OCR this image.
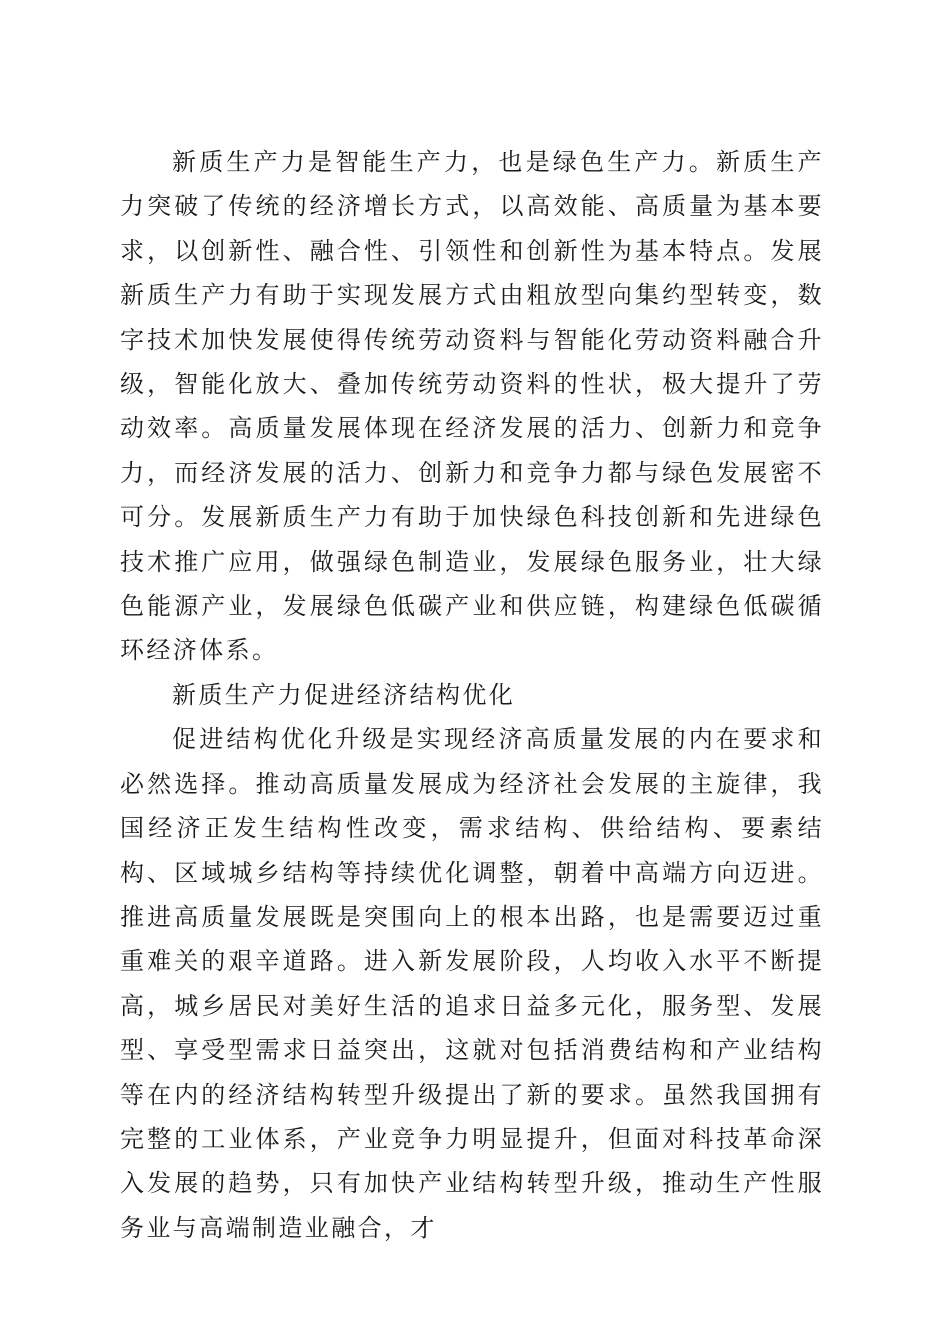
新质生产力是智能生产力，也是绿色生产力。新质生产力突破了传统的经济增长方式，以高效能、高质量为基本要求，以创新性、融合性、引领性和创新性为基本特点。发展新质生产力有助于实现发展方式由粗放型向集约型转变，数字技术加快发展使得传统劳动资料与智能化劳动资料融合升级，智能化放大、叠加传统劳动资料的性状，极大提升了劳动效率。高质量发展体现在经济发展的活力、创新力和竞争力，而经济发展的活力、创新力和竞争力都与绿色发展密不可分。发展新质生产力有助于加快绿色科技创新和先进绿色技术推广应用，做强绿色制造业，发展绿色服务业，壮大绿色能源产业，发展绿色低碳产业和供应链，构建绿色低碳循环经济体系。

新质生产力促进经济结构优化

促进结构优化升级是实现经济高质量发展的内在要求和必然选择。推动高质量发展成为经济社会发展的主旋律，我国经济正发生结构性改变，需求结构、供给结构、要素结构、区域城乡结构等持续优化调整，朝着中高端方向迈进。推进高质量发展既是突围向上的根本出路，也是需要迈过重重难关的艰辛道路。进入新发展阶段，人均收入水平不断提高，城乡居民对美好生活的追求日益多元化，服务型、发展型、享受型需求日益突出，这就对包括消费结构和产业结构等在内的经济结构转型升级提出了新的要求。虽然我国拥有完整的工业体系，产业竞争力明显提升，但面对科技革命深入发展的趋势，只有加快产业结构转型升级，推动生产性服务业与高端制造业融合，才
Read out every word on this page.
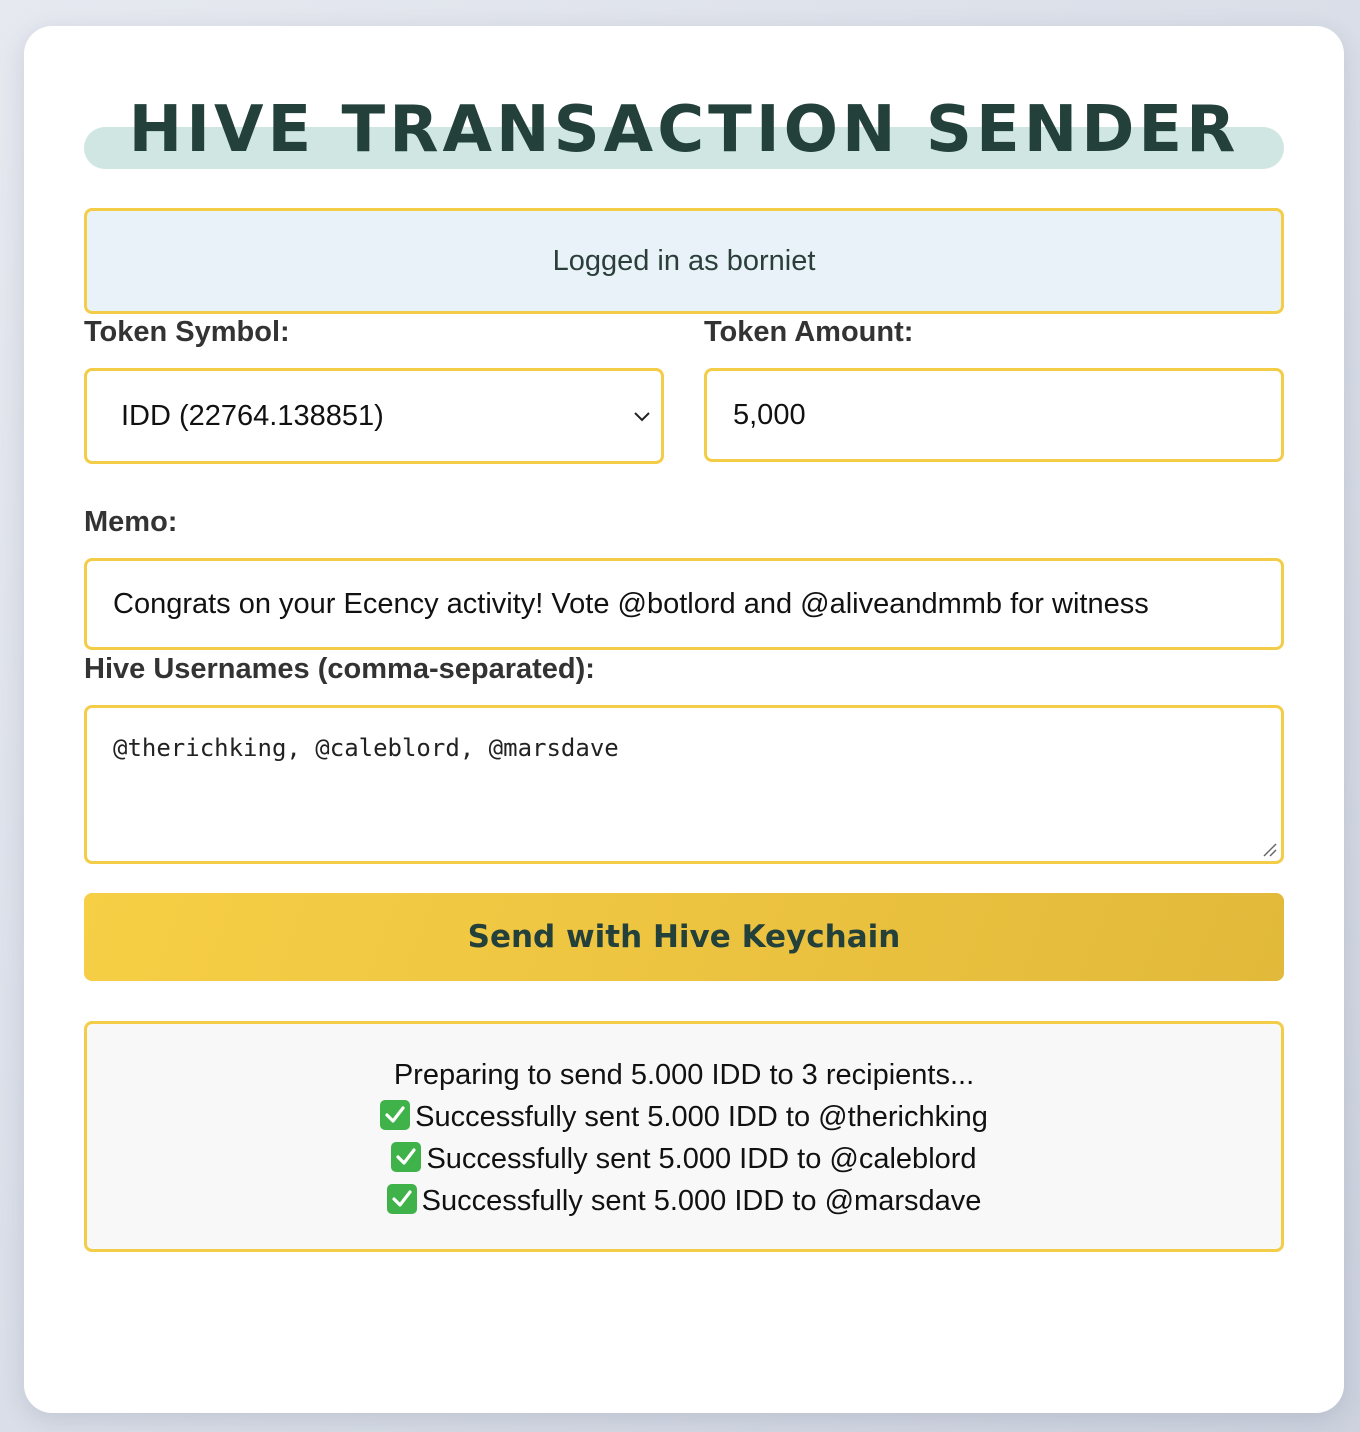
HIVE TRANSACTION SENDER
Logged in as borniet
Token Symbol:	Token Amount:
IDD (22764.138851)	5,000
Memo:
Congrats on your Ecency activity! Vote @botlord and @aliveandmmb for witness
Hive Usernames (comma-separated):
@therichking, @caleblord, @marsdave
Send with Hive Keychain
Preparing to send 5.000 IDD to 3 recipients...
Successfully sent 5.000 IDD to @therichking
Successfully sent 5.000 IDD to @caleblord
Successfully sent 5.000 IDD to @marsdave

______

== SHORT EXERCISE ==
Where a line in the material contains "this", copy that line.

== SOLUTION TO THE PROBLEM ==
OCR this image.
Read out every word on this page.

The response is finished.